***** INPUT RECORDS *****

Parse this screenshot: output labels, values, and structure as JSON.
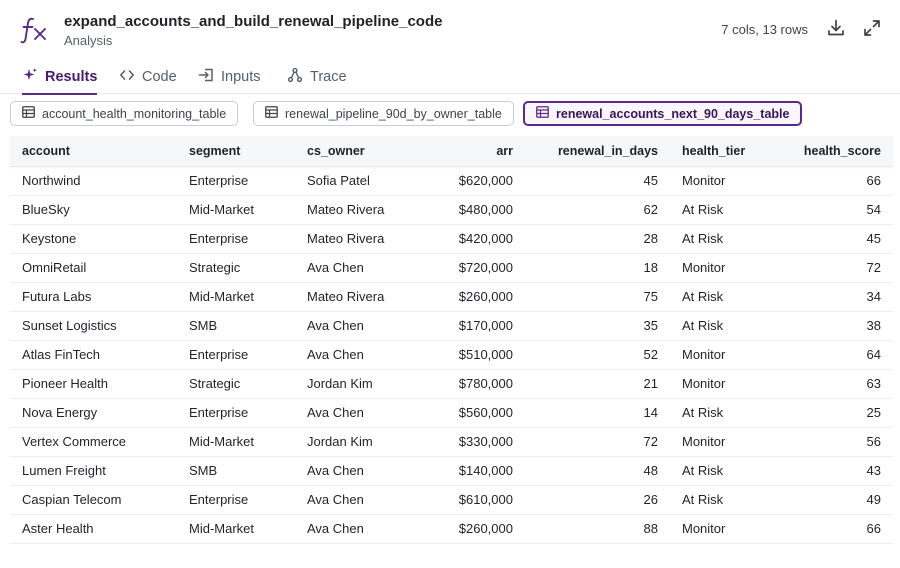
{
  "header": {
    "title": "expand_accounts_and_build_renewal_pipeline_code",
    "subtitle": "Analysis",
    "meta": "7 cols, 13 rows",
    "icons": [
      "function-icon",
      "download-icon",
      "expand-icon"
    ]
  },
  "tabs": [
    {
      "label": "Results",
      "icon": "sparkle-icon",
      "active": true
    },
    {
      "label": "Code",
      "icon": "code-icon",
      "active": false
    },
    {
      "label": "Inputs",
      "icon": "input-icon",
      "active": false
    },
    {
      "label": "Trace",
      "icon": "trace-icon",
      "active": false
    }
  ],
  "chips": [
    {
      "label": "account_health_monitoring_table",
      "icon": "table-icon",
      "active": false
    },
    {
      "label": "renewal_pipeline_90d_by_owner_table",
      "icon": "table-icon",
      "active": false
    },
    {
      "label": "renewal_accounts_next_90_days_table",
      "icon": "table-icon",
      "active": true
    }
  ],
  "colors": {
    "accent": "#5b2a86",
    "accent_text": "#4a1a6e"
  },
  "table": {
    "columns": [
      "account",
      "segment",
      "cs_owner",
      "arr",
      "renewal_in_days",
      "health_tier",
      "health_score"
    ],
    "rows": [
      [
        "Northwind",
        "Enterprise",
        "Sofia Patel",
        "$620,000",
        "45",
        "Monitor",
        "66"
      ],
      [
        "BlueSky",
        "Mid-Market",
        "Mateo Rivera",
        "$480,000",
        "62",
        "At Risk",
        "54"
      ],
      [
        "Keystone",
        "Enterprise",
        "Mateo Rivera",
        "$420,000",
        "28",
        "At Risk",
        "45"
      ],
      [
        "OmniRetail",
        "Strategic",
        "Ava Chen",
        "$720,000",
        "18",
        "Monitor",
        "72"
      ],
      [
        "Futura Labs",
        "Mid-Market",
        "Mateo Rivera",
        "$260,000",
        "75",
        "At Risk",
        "34"
      ],
      [
        "Sunset Logistics",
        "SMB",
        "Ava Chen",
        "$170,000",
        "35",
        "At Risk",
        "38"
      ],
      [
        "Atlas FinTech",
        "Enterprise",
        "Ava Chen",
        "$510,000",
        "52",
        "Monitor",
        "64"
      ],
      [
        "Pioneer Health",
        "Strategic",
        "Jordan Kim",
        "$780,000",
        "21",
        "Monitor",
        "63"
      ],
      [
        "Nova Energy",
        "Enterprise",
        "Ava Chen",
        "$560,000",
        "14",
        "At Risk",
        "25"
      ],
      [
        "Vertex Commerce",
        "Mid-Market",
        "Jordan Kim",
        "$330,000",
        "72",
        "Monitor",
        "56"
      ],
      [
        "Lumen Freight",
        "SMB",
        "Ava Chen",
        "$140,000",
        "48",
        "At Risk",
        "43"
      ],
      [
        "Caspian Telecom",
        "Enterprise",
        "Ava Chen",
        "$610,000",
        "26",
        "At Risk",
        "49"
      ],
      [
        "Aster Health",
        "Mid-Market",
        "Ava Chen",
        "$260,000",
        "88",
        "Monitor",
        "66"
      ]
    ]
  }
}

*****

▶ [TASK INSTRUCTIONS]: The data should be printed again unchanged; leave its pictures out.

▶ [OUTPUT BELOW]:
Parse this screenshot: output labels, values, and structure as JSON.
{
  "header": {
    "title": "expand_accounts_and_build_renewal_pipeline_code",
    "subtitle": "Analysis",
    "meta": "7 cols, 13 rows",
    "icons": [
      "function-icon",
      "download-icon",
      "expand-icon"
    ]
  },
  "tabs": [
    {
      "label": "Results",
      "icon": "sparkle-icon",
      "active": true
    },
    {
      "label": "Code",
      "icon": "code-icon",
      "active": false
    },
    {
      "label": "Inputs",
      "icon": "input-icon",
      "active": false
    },
    {
      "label": "Trace",
      "icon": "trace-icon",
      "active": false
    }
  ],
  "chips": [
    {
      "label": "account_health_monitoring_table",
      "icon": "table-icon",
      "active": false
    },
    {
      "label": "renewal_pipeline_90d_by_owner_table",
      "icon": "table-icon",
      "active": false
    },
    {
      "label": "renewal_accounts_next_90_days_table",
      "icon": "table-icon",
      "active": true
    }
  ],
  "colors": {
    "accent": "#5b2a86",
    "accent_text": "#4a1a6e"
  },
  "table": {
    "columns": [
      "account",
      "segment",
      "cs_owner",
      "arr",
      "renewal_in_days",
      "health_tier",
      "health_score"
    ],
    "rows": [
      [
        "Northwind",
        "Enterprise",
        "Sofia Patel",
        "$620,000",
        "45",
        "Monitor",
        "66"
      ],
      [
        "BlueSky",
        "Mid-Market",
        "Mateo Rivera",
        "$480,000",
        "62",
        "At Risk",
        "54"
      ],
      [
        "Keystone",
        "Enterprise",
        "Mateo Rivera",
        "$420,000",
        "28",
        "At Risk",
        "45"
      ],
      [
        "OmniRetail",
        "Strategic",
        "Ava Chen",
        "$720,000",
        "18",
        "Monitor",
        "72"
      ],
      [
        "Futura Labs",
        "Mid-Market",
        "Mateo Rivera",
        "$260,000",
        "75",
        "At Risk",
        "34"
      ],
      [
        "Sunset Logistics",
        "SMB",
        "Ava Chen",
        "$170,000",
        "35",
        "At Risk",
        "38"
      ],
      [
        "Atlas FinTech",
        "Enterprise",
        "Ava Chen",
        "$510,000",
        "52",
        "Monitor",
        "64"
      ],
      [
        "Pioneer Health",
        "Strategic",
        "Jordan Kim",
        "$780,000",
        "21",
        "Monitor",
        "63"
      ],
      [
        "Nova Energy",
        "Enterprise",
        "Ava Chen",
        "$560,000",
        "14",
        "At Risk",
        "25"
      ],
      [
        "Vertex Commerce",
        "Mid-Market",
        "Jordan Kim",
        "$330,000",
        "72",
        "Monitor",
        "56"
      ],
      [
        "Lumen Freight",
        "SMB",
        "Ava Chen",
        "$140,000",
        "48",
        "At Risk",
        "43"
      ],
      [
        "Caspian Telecom",
        "Enterprise",
        "Ava Chen",
        "$610,000",
        "26",
        "At Risk",
        "49"
      ],
      [
        "Aster Health",
        "Mid-Market",
        "Ava Chen",
        "$260,000",
        "88",
        "Monitor",
        "66"
      ]
    ]
  }
}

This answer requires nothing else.